● Input material:
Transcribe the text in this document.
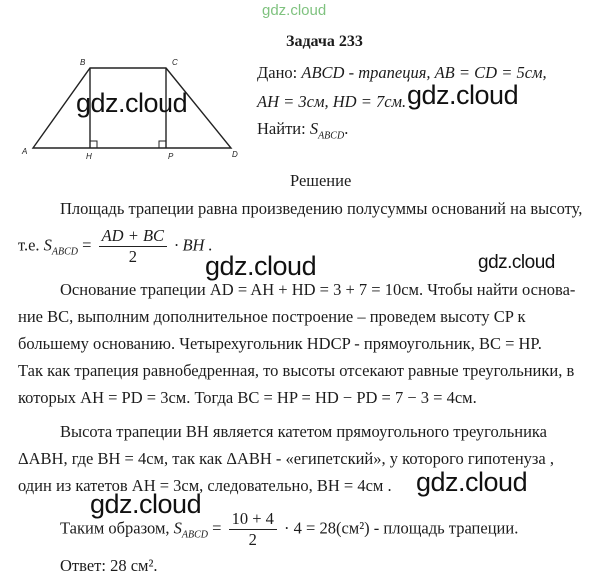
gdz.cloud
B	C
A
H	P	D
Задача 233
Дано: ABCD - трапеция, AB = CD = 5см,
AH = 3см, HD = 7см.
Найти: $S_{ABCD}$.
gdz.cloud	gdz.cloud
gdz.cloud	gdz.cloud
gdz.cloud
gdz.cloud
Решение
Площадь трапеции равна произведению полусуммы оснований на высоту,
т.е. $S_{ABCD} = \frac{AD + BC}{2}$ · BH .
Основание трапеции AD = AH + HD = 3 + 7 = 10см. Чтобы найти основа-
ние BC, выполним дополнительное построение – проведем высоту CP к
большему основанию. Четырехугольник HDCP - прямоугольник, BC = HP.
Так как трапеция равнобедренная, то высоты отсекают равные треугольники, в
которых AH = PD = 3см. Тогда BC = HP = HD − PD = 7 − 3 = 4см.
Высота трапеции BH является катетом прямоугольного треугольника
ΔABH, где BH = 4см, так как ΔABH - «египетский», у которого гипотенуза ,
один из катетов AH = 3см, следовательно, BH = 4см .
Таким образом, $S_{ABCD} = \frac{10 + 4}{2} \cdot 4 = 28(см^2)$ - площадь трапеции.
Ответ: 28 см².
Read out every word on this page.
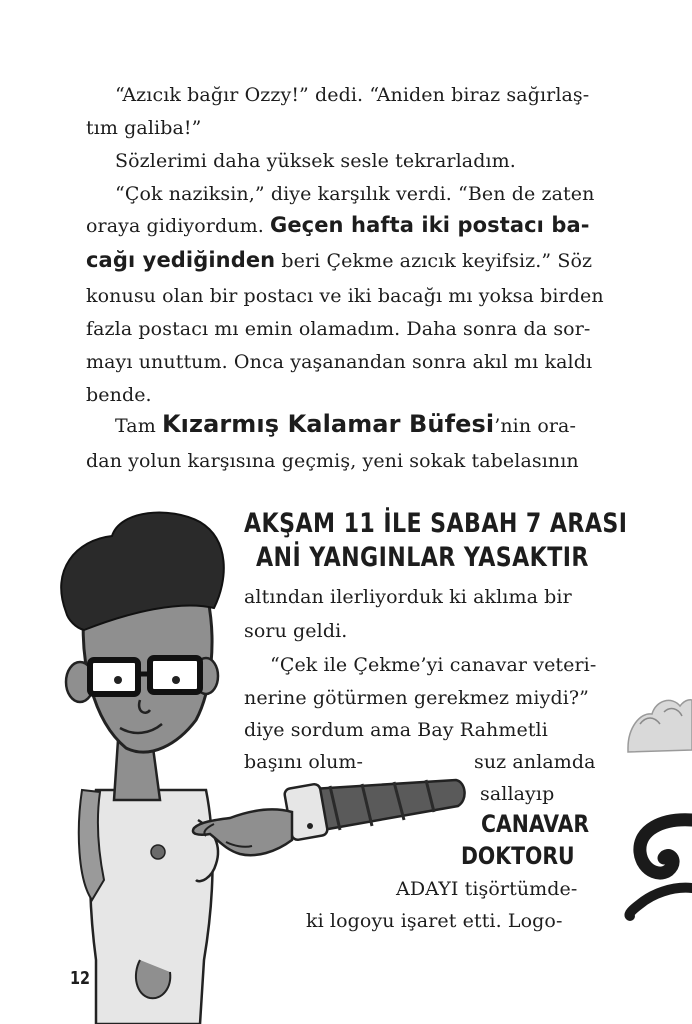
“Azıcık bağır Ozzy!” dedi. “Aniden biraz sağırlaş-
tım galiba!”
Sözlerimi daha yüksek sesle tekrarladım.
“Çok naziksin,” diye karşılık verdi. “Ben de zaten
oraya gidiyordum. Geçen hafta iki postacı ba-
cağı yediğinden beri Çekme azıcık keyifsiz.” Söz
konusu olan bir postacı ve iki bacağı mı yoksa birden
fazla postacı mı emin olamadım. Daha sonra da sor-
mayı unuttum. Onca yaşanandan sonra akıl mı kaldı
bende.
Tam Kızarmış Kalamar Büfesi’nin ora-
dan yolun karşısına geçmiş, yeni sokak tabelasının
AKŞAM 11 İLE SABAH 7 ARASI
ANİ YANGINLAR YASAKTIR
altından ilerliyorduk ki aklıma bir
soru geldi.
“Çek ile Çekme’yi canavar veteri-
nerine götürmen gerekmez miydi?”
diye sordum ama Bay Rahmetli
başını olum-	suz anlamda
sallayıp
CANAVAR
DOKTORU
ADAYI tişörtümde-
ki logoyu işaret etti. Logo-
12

---

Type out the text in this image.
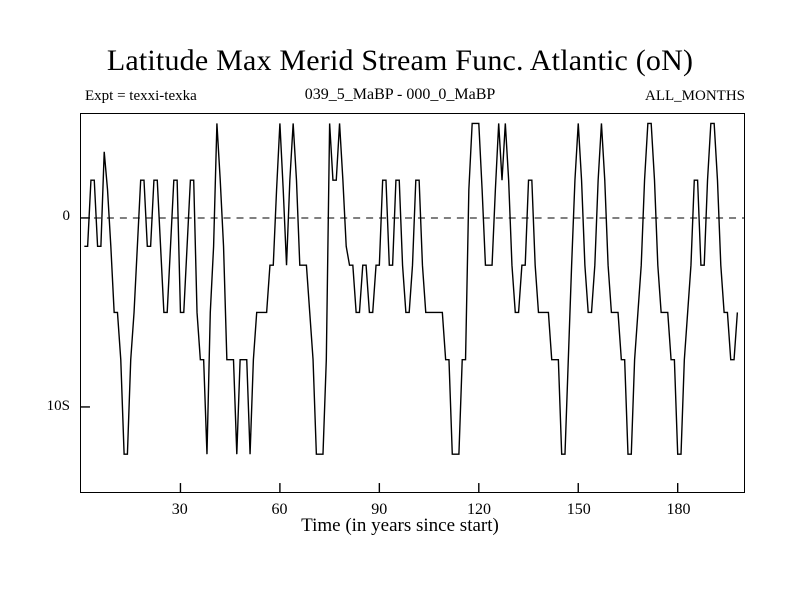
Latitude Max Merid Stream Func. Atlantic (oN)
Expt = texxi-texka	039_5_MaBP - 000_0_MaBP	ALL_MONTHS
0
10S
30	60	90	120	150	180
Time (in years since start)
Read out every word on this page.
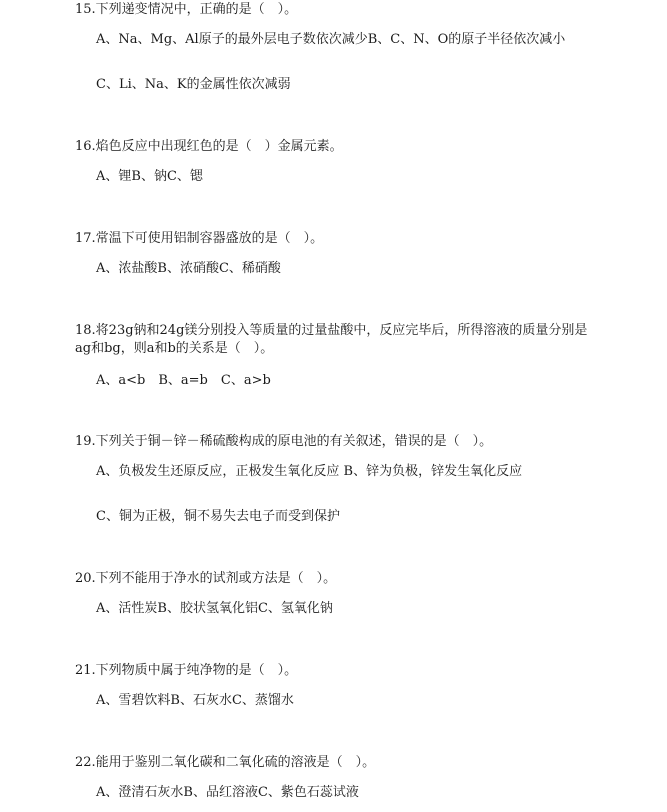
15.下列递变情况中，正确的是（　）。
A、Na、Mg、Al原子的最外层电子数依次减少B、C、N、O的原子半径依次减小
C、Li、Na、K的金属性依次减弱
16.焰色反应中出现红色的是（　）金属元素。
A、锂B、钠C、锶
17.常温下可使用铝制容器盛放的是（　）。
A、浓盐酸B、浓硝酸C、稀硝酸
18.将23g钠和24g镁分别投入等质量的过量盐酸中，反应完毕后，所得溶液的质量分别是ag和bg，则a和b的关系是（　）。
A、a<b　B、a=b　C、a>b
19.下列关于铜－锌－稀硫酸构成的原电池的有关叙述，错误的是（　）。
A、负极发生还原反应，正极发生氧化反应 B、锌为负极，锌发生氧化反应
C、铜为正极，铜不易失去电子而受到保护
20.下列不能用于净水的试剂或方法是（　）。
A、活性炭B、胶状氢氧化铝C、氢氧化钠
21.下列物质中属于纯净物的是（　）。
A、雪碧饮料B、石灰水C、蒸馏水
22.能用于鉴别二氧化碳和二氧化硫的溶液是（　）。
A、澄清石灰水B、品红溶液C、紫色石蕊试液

● Task statement:
Copy out every line in the listing where the word "frac" appears.

● Complete response:
т.е. $S_{ABCD} = \frac{AD + BC}{2}$ · BH .
Таким образом, $S_{ABCD} = \frac{10 + 4}{2} \cdot 4 = 28(см^2)$ - площадь трапеции.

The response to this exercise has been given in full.